**DO THIS**
Each entry below is to be duplicated verbatim.

**GIVEN RECORDS**

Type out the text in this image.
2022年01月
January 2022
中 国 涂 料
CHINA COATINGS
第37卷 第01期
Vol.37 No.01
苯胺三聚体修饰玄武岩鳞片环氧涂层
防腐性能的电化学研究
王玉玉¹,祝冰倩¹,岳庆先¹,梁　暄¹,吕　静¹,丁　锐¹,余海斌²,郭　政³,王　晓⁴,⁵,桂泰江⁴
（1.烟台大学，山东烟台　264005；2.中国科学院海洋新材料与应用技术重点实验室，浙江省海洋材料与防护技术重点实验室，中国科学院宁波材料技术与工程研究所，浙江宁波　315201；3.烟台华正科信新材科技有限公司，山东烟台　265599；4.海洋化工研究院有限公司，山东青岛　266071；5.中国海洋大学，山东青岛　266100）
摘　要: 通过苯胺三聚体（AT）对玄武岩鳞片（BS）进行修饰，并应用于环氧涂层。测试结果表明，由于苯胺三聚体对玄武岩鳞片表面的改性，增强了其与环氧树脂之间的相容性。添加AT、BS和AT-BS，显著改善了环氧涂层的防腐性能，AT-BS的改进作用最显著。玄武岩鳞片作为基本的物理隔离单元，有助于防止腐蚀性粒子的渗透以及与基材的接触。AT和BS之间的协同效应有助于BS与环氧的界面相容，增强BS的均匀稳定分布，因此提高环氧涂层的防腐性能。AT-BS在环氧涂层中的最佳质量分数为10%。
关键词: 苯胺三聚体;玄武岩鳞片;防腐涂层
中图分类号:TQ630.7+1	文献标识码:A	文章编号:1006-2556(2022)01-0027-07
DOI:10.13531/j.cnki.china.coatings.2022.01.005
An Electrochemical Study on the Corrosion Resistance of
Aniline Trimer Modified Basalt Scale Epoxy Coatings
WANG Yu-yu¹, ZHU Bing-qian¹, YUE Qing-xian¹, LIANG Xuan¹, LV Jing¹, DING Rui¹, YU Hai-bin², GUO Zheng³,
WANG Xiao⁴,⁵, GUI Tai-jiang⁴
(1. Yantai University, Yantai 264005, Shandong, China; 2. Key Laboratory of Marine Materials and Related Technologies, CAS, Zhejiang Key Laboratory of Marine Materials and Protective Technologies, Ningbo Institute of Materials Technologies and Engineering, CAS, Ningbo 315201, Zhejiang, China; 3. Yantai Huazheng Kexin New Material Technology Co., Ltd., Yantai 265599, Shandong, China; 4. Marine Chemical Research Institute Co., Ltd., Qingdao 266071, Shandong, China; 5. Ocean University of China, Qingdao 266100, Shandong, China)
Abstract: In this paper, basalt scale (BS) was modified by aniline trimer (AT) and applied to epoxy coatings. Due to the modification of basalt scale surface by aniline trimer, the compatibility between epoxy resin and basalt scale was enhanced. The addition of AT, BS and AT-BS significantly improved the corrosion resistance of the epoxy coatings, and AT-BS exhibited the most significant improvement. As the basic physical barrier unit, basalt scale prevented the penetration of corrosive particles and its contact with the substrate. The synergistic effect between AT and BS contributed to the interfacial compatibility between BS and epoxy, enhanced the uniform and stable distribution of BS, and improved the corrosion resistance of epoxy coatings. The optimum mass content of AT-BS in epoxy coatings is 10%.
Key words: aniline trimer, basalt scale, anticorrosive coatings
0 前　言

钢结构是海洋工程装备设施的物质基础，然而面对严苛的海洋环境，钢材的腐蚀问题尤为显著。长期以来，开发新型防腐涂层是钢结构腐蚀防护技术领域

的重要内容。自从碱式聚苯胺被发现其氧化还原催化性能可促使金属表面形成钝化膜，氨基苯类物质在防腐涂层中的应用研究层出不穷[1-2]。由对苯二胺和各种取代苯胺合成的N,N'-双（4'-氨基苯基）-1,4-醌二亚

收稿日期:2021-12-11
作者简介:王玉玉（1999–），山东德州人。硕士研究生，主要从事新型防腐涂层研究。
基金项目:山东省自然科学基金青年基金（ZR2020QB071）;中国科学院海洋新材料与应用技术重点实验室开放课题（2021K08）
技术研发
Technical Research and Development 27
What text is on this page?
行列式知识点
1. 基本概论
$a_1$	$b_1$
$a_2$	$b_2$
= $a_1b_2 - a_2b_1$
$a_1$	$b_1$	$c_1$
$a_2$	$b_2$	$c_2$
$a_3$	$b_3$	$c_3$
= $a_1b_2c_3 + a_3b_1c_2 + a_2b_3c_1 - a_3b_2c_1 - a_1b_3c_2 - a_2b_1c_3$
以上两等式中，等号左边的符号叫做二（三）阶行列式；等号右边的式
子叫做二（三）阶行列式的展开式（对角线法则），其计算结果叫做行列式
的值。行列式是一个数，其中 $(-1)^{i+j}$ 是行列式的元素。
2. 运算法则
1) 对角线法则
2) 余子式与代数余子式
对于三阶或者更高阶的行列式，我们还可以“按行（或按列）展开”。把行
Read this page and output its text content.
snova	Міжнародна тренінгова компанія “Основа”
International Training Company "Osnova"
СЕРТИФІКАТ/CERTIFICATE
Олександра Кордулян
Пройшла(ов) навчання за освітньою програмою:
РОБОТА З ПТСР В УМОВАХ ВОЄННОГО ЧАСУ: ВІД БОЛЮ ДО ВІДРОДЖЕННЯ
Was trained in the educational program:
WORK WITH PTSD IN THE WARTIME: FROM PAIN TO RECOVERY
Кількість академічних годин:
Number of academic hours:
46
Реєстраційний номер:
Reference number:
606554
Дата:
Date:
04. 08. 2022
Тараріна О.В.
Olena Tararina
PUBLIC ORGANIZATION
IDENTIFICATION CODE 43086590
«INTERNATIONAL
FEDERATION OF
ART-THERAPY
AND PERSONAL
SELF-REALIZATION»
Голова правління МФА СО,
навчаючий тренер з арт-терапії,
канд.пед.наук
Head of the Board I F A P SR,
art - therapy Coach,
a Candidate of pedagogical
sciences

**TASK OUTPUT**
Type out the text in this image.
2022年01月
January 2022
中 国 涂 料
CHINA COATINGS
第37卷 第01期
Vol.37 No.01
苯胺三聚体修饰玄武岩鳞片环氧涂层
防腐性能的电化学研究
王玉玉¹,祝冰倩¹,岳庆先¹,梁　暄¹,吕　静¹,丁　锐¹,余海斌²,郭　政³,王　晓⁴,⁵,桂泰江⁴
（1.烟台大学，山东烟台　264005；2.中国科学院海洋新材料与应用技术重点实验室，浙江省海洋材料与防护技术重点实验室，中国科学院宁波材料技术与工程研究所，浙江宁波　315201；3.烟台华正科信新材科技有限公司，山东烟台　265599；4.海洋化工研究院有限公司，山东青岛　266071；5.中国海洋大学，山东青岛　266100）
摘　要: 通过苯胺三聚体（AT）对玄武岩鳞片（BS）进行修饰，并应用于环氧涂层。测试结果表明，由于苯胺三聚体对玄武岩鳞片表面的改性，增强了其与环氧树脂之间的相容性。添加AT、BS和AT-BS，显著改善了环氧涂层的防腐性能，AT-BS的改进作用最显著。玄武岩鳞片作为基本的物理隔离单元，有助于防止腐蚀性粒子的渗透以及与基材的接触。AT和BS之间的协同效应有助于BS与环氧的界面相容，增强BS的均匀稳定分布，因此提高环氧涂层的防腐性能。AT-BS在环氧涂层中的最佳质量分数为10%。
关键词: 苯胺三聚体;玄武岩鳞片;防腐涂层
中图分类号:TQ630.7+1	文献标识码:A	文章编号:1006-2556(2022)01-0027-07
DOI:10.13531/j.cnki.china.coatings.2022.01.005
An Electrochemical Study on the Corrosion Resistance of
Aniline Trimer Modified Basalt Scale Epoxy Coatings
WANG Yu-yu¹, ZHU Bing-qian¹, YUE Qing-xian¹, LIANG Xuan¹, LV Jing¹, DING Rui¹, YU Hai-bin², GUO Zheng³,
WANG Xiao⁴,⁵, GUI Tai-jiang⁴
(1. Yantai University, Yantai 264005, Shandong, China; 2. Key Laboratory of Marine Materials and Related Technologies, CAS, Zhejiang Key Laboratory of Marine Materials and Protective Technologies, Ningbo Institute of Materials Technologies and Engineering, CAS, Ningbo 315201, Zhejiang, China; 3. Yantai Huazheng Kexin New Material Technology Co., Ltd., Yantai 265599, Shandong, China; 4. Marine Chemical Research Institute Co., Ltd., Qingdao 266071, Shandong, China; 5. Ocean University of China, Qingdao 266100, Shandong, China)
Abstract: In this paper, basalt scale (BS) was modified by aniline trimer (AT) and applied to epoxy coatings. Due to the modification of basalt scale surface by aniline trimer, the compatibility between epoxy resin and basalt scale was enhanced. The addition of AT, BS and AT-BS significantly improved the corrosion resistance of the epoxy coatings, and AT-BS exhibited the most significant improvement. As the basic physical barrier unit, basalt scale prevented the penetration of corrosive particles and its contact with the substrate. The synergistic effect between AT and BS contributed to the interfacial compatibility between BS and epoxy, enhanced the uniform and stable distribution of BS, and improved the corrosion resistance of epoxy coatings. The optimum mass content of AT-BS in epoxy coatings is 10%.
Key words: aniline trimer, basalt scale, anticorrosive coatings
0 前　言

钢结构是海洋工程装备设施的物质基础，然而面对严苛的海洋环境，钢材的腐蚀问题尤为显著。长期以来，开发新型防腐涂层是钢结构腐蚀防护技术领域

的重要内容。自从碱式聚苯胺被发现其氧化还原催化性能可促使金属表面形成钝化膜，氨基苯类物质在防腐涂层中的应用研究层出不穷[1-2]。由对苯二胺和各种取代苯胺合成的N,N'-双（4'-氨基苯基）-1,4-醌二亚

收稿日期:2021-12-11
作者简介:王玉玉（1999–），山东德州人。硕士研究生，主要从事新型防腐涂层研究。
基金项目:山东省自然科学基金青年基金（ZR2020QB071）;中国科学院海洋新材料与应用技术重点实验室开放课题（2021K08）
技术研发
Technical Research and Development 27
What text is on this page?
行列式知识点
1. 基本概论
$a_1$	$b_1$
$a_2$	$b_2$
= $a_1b_2 - a_2b_1$
$a_1$	$b_1$	$c_1$
$a_2$	$b_2$	$c_2$
$a_3$	$b_3$	$c_3$
= $a_1b_2c_3 + a_3b_1c_2 + a_2b_3c_1 - a_3b_2c_1 - a_1b_3c_2 - a_2b_1c_3$
以上两等式中，等号左边的符号叫做二（三）阶行列式；等号右边的式
子叫做二（三）阶行列式的展开式（对角线法则），其计算结果叫做行列式
的值。行列式是一个数，其中 $(-1)^{i+j}$ 是行列式的元素。
2. 运算法则
1) 对角线法则
2) 余子式与代数余子式
对于三阶或者更高阶的行列式，我们还可以“按行（或按列）展开”。把行
Read this page and output its text content.
snova	Міжнародна тренінгова компанія “Основа”
International Training Company "Osnova"
СЕРТИФІКАТ/CERTIFICATE
Олександра Кордулян
Пройшла(ов) навчання за освітньою програмою:
РОБОТА З ПТСР В УМОВАХ ВОЄННОГО ЧАСУ: ВІД БОЛЮ ДО ВІДРОДЖЕННЯ
Was trained in the educational program:
WORK WITH PTSD IN THE WARTIME: FROM PAIN TO RECOVERY
Кількість академічних годин:
Number of academic hours:
46
Реєстраційний номер:
Reference number:
606554
Дата:
Date:
04. 08. 2022
Тараріна О.В.
Olena Tararina
PUBLIC ORGANIZATION
IDENTIFICATION CODE 43086590
«INTERNATIONAL
FEDERATION OF
ART-THERAPY
AND PERSONAL
SELF-REALIZATION»
Голова правління МФА СО,
навчаючий тренер з арт-терапії,
канд.пед.наук
Head of the Board I F A P SR,
art - therapy Coach,
a Candidate of pedagogical
sciences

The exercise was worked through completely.